— START PROVIDED MATERIAL —

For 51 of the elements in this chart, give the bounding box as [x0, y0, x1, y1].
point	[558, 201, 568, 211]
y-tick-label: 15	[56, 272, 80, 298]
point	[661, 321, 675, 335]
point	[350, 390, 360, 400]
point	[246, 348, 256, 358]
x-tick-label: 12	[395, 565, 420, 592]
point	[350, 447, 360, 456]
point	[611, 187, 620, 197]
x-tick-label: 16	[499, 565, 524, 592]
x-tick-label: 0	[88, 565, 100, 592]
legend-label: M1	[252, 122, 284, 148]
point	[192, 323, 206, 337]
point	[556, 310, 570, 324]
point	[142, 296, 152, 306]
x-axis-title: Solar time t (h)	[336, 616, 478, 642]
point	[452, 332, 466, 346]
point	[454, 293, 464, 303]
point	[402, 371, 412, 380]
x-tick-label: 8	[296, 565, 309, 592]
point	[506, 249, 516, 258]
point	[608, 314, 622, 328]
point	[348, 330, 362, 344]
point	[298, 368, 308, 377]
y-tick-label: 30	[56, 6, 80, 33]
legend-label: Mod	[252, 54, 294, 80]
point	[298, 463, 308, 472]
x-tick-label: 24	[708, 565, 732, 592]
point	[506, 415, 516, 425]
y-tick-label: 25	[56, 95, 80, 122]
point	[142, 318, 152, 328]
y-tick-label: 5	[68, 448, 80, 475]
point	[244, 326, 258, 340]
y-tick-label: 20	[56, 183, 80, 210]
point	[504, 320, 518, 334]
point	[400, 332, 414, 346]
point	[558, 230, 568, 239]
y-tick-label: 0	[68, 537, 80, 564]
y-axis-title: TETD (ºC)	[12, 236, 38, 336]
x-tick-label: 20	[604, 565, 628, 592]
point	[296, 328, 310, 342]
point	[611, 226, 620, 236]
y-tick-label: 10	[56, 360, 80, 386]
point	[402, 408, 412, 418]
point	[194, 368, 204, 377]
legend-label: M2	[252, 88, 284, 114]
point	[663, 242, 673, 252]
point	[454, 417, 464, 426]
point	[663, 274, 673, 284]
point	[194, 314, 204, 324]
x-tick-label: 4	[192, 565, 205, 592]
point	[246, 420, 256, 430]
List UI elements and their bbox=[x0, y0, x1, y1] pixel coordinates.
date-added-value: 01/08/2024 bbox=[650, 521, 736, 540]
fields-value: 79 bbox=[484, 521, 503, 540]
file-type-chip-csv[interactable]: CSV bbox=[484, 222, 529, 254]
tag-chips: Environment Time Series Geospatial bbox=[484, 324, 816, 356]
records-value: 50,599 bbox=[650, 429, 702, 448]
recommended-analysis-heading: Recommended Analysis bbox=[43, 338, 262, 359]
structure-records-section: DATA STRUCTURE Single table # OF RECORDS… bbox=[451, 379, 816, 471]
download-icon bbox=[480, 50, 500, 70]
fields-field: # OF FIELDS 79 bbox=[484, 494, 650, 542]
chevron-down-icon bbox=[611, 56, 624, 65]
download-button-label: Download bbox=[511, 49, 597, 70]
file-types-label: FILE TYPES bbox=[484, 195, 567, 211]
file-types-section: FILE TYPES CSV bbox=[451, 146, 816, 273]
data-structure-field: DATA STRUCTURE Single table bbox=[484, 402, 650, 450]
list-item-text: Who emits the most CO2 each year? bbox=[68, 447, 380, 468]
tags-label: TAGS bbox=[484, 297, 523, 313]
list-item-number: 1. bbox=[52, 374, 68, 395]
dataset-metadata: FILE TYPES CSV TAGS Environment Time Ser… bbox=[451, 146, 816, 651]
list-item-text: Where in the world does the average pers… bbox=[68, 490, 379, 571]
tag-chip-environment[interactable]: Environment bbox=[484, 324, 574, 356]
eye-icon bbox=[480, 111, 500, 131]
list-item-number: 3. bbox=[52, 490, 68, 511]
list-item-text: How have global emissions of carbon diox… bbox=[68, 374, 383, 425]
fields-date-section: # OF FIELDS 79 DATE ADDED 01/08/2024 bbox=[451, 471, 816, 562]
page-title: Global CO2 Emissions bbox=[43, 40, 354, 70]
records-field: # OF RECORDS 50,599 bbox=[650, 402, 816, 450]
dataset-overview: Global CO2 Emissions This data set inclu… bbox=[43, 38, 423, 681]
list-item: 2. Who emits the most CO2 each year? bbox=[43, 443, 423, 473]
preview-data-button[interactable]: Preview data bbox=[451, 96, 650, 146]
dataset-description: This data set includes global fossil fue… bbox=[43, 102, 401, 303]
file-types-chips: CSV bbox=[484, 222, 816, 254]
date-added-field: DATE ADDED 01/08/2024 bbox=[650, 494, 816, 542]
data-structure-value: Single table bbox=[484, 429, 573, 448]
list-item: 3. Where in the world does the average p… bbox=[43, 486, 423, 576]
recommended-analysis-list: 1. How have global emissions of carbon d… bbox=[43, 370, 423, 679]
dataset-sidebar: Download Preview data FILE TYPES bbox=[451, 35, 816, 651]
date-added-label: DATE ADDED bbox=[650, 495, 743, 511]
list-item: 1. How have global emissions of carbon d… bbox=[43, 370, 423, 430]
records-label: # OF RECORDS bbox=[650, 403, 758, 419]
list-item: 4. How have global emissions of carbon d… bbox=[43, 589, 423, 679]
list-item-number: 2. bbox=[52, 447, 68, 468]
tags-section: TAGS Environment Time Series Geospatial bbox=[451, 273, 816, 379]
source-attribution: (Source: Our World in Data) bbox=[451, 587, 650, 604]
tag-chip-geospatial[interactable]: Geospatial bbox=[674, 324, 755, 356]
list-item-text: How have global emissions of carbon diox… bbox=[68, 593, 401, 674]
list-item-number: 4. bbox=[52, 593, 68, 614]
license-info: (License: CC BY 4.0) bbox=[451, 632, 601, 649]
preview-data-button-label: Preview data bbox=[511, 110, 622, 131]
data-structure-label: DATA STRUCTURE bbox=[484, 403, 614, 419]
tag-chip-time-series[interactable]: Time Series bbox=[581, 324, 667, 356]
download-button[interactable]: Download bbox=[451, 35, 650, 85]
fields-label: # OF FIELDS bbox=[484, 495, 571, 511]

— END PROVIDED MATERIAL —

- GIVEN INSTRUCTION: Retype all of the entries above exactly as they appear, line for line.

- COMPLETED EXERCISE:
For 51 of the elements in this chart, give the bounding box as [x0, y0, x1, y1].
point	[558, 201, 568, 211]
y-tick-label: 15	[56, 272, 80, 298]
point	[661, 321, 675, 335]
point	[350, 390, 360, 400]
point	[246, 348, 256, 358]
x-tick-label: 12	[395, 565, 420, 592]
point	[350, 447, 360, 456]
point	[611, 187, 620, 197]
x-tick-label: 16	[499, 565, 524, 592]
x-tick-label: 0	[88, 565, 100, 592]
legend-label: M1	[252, 122, 284, 148]
point	[192, 323, 206, 337]
point	[556, 310, 570, 324]
point	[142, 296, 152, 306]
x-axis-title: Solar time t (h)	[336, 616, 478, 642]
point	[452, 332, 466, 346]
point	[454, 293, 464, 303]
point	[402, 371, 412, 380]
x-tick-label: 8	[296, 565, 309, 592]
point	[506, 249, 516, 258]
point	[608, 314, 622, 328]
point	[348, 330, 362, 344]
point	[298, 368, 308, 377]
y-tick-label: 30	[56, 6, 80, 33]
legend-label: Mod	[252, 54, 294, 80]
point	[298, 463, 308, 472]
x-tick-label: 24	[708, 565, 732, 592]
point	[506, 415, 516, 425]
y-tick-label: 25	[56, 95, 80, 122]
point	[142, 318, 152, 328]
y-tick-label: 5	[68, 448, 80, 475]
point	[244, 326, 258, 340]
y-tick-label: 20	[56, 183, 80, 210]
point	[504, 320, 518, 334]
point	[400, 332, 414, 346]
point	[558, 230, 568, 239]
y-tick-label: 0	[68, 537, 80, 564]
y-axis-title: TETD (ºC)	[12, 236, 38, 336]
x-tick-label: 20	[604, 565, 628, 592]
point	[296, 328, 310, 342]
point	[611, 226, 620, 236]
y-tick-label: 10	[56, 360, 80, 386]
point	[402, 408, 412, 418]
point	[194, 368, 204, 377]
legend-label: M2	[252, 88, 284, 114]
point	[663, 242, 673, 252]
point	[454, 417, 464, 426]
point	[663, 274, 673, 284]
point	[194, 314, 204, 324]
x-tick-label: 4	[192, 565, 205, 592]
point	[246, 420, 256, 430]
List UI elements and their bbox=[x0, y0, x1, y1] pixel coordinates.
date-added-value: 01/08/2024 bbox=[650, 521, 736, 540]
fields-value: 79 bbox=[484, 521, 503, 540]
file-type-chip-csv[interactable]: CSV bbox=[484, 222, 529, 254]
tag-chips: Environment Time Series Geospatial bbox=[484, 324, 816, 356]
records-value: 50,599 bbox=[650, 429, 702, 448]
recommended-analysis-heading: Recommended Analysis bbox=[43, 338, 262, 359]
structure-records-section: DATA STRUCTURE Single table # OF RECORDS… bbox=[451, 379, 816, 471]
download-icon bbox=[480, 50, 500, 70]
fields-field: # OF FIELDS 79 bbox=[484, 494, 650, 542]
chevron-down-icon bbox=[611, 56, 624, 65]
download-button-label: Download bbox=[511, 49, 597, 70]
file-types-label: FILE TYPES bbox=[484, 195, 567, 211]
file-types-section: FILE TYPES CSV bbox=[451, 146, 816, 273]
data-structure-field: DATA STRUCTURE Single table bbox=[484, 402, 650, 450]
list-item-text: Who emits the most CO2 each year? bbox=[68, 447, 380, 468]
tags-label: TAGS bbox=[484, 297, 523, 313]
list-item-number: 1. bbox=[52, 374, 68, 395]
dataset-metadata: FILE TYPES CSV TAGS Environment Time Ser… bbox=[451, 146, 816, 651]
list-item-text: Where in the world does the average pers… bbox=[68, 490, 379, 571]
tag-chip-environment[interactable]: Environment bbox=[484, 324, 574, 356]
eye-icon bbox=[480, 111, 500, 131]
list-item-number: 3. bbox=[52, 490, 68, 511]
list-item-text: How have global emissions of carbon diox… bbox=[68, 374, 383, 425]
fields-date-section: # OF FIELDS 79 DATE ADDED 01/08/2024 bbox=[451, 471, 816, 562]
page-title: Global CO2 Emissions bbox=[43, 40, 354, 70]
records-field: # OF RECORDS 50,599 bbox=[650, 402, 816, 450]
dataset-overview: Global CO2 Emissions This data set inclu… bbox=[43, 38, 423, 681]
list-item: 2. Who emits the most CO2 each year? bbox=[43, 443, 423, 473]
preview-data-button[interactable]: Preview data bbox=[451, 96, 650, 146]
dataset-description: This data set includes global fossil fue… bbox=[43, 102, 401, 303]
file-types-chips: CSV bbox=[484, 222, 816, 254]
date-added-field: DATE ADDED 01/08/2024 bbox=[650, 494, 816, 542]
data-structure-value: Single table bbox=[484, 429, 573, 448]
list-item: 3. Where in the world does the average p… bbox=[43, 486, 423, 576]
recommended-analysis-list: 1. How have global emissions of carbon d… bbox=[43, 370, 423, 679]
dataset-sidebar: Download Preview data FILE TYPES bbox=[451, 35, 816, 651]
date-added-label: DATE ADDED bbox=[650, 495, 743, 511]
list-item: 1. How have global emissions of carbon d… bbox=[43, 370, 423, 430]
records-label: # OF RECORDS bbox=[650, 403, 758, 419]
list-item: 4. How have global emissions of carbon d… bbox=[43, 589, 423, 679]
list-item-number: 2. bbox=[52, 447, 68, 468]
tags-section: TAGS Environment Time Series Geospatial bbox=[451, 273, 816, 379]
source-attribution: (Source: Our World in Data) bbox=[451, 587, 650, 604]
tag-chip-geospatial[interactable]: Geospatial bbox=[674, 324, 755, 356]
list-item-text: How have global emissions of carbon diox… bbox=[68, 593, 401, 674]
list-item-number: 4. bbox=[52, 593, 68, 614]
license-info: (License: CC BY 4.0) bbox=[451, 632, 601, 649]
preview-data-button-label: Preview data bbox=[511, 110, 622, 131]
data-structure-label: DATA STRUCTURE bbox=[484, 403, 614, 419]
tag-chip-time-series[interactable]: Time Series bbox=[581, 324, 667, 356]
download-button[interactable]: Download bbox=[451, 35, 650, 85]
fields-label: # OF FIELDS bbox=[484, 495, 571, 511]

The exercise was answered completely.